> **Directions**
Search the listing below for the string "nucleus" and show each line that contains it.

> **Entries shown**
============

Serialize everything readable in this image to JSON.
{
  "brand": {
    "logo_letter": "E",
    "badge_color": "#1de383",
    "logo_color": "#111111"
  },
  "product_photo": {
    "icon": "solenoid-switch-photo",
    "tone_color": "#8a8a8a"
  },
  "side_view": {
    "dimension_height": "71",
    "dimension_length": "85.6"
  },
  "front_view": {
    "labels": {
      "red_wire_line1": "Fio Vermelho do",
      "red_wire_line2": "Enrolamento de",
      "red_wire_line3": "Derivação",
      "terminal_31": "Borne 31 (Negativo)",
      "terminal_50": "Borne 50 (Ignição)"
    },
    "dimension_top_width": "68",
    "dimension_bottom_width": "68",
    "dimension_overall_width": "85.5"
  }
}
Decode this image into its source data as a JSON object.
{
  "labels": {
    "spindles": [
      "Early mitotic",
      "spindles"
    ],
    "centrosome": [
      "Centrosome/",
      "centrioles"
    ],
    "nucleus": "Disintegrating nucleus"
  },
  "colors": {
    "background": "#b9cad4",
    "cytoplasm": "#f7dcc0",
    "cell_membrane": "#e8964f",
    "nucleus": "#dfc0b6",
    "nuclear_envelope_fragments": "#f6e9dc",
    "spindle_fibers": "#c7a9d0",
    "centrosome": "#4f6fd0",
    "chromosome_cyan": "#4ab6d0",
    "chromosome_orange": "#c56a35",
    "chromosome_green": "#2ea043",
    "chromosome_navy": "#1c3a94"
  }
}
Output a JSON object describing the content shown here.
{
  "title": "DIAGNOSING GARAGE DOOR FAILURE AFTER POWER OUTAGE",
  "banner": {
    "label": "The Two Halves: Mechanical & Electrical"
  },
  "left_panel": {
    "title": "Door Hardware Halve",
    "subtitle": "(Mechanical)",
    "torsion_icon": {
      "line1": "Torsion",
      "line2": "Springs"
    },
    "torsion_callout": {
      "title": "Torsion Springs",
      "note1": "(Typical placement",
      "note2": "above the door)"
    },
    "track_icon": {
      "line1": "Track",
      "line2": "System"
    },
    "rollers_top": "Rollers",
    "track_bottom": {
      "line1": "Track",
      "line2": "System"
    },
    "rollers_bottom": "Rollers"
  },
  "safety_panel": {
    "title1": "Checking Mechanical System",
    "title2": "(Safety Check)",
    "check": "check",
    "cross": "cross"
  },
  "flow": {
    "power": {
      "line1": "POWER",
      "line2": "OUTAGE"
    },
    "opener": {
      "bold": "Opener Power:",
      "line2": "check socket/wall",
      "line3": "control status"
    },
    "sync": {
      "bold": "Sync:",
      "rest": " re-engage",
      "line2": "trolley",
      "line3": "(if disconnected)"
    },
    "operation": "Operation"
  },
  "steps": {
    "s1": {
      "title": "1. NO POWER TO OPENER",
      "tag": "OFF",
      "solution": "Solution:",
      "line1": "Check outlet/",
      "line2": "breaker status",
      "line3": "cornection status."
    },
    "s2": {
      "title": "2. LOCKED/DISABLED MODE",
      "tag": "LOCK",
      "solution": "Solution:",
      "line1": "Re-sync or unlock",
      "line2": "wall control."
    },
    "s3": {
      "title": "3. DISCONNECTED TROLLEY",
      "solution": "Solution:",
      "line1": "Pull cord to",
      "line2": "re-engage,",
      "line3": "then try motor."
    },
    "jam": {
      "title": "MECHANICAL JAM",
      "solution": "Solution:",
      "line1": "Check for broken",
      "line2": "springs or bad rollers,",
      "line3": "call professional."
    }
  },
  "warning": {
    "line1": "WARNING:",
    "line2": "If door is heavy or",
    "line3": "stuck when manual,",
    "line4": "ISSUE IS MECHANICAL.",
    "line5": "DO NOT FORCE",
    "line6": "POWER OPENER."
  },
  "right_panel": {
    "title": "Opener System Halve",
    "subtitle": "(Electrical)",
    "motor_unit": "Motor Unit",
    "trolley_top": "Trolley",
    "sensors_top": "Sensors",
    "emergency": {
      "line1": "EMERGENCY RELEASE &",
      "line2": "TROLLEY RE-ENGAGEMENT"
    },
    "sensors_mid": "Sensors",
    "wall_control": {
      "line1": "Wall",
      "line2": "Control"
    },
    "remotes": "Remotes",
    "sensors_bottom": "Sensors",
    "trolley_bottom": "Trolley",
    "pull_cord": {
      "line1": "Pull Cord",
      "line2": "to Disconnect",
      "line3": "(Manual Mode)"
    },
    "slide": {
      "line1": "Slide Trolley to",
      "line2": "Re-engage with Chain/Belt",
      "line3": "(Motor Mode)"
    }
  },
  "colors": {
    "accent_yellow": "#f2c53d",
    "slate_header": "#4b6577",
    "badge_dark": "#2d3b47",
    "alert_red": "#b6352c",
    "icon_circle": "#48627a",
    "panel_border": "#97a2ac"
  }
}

============

> **Exercise output**
    "nucleus": "Disintegrating nucleus"
    "nucleus": "#dfc0b6",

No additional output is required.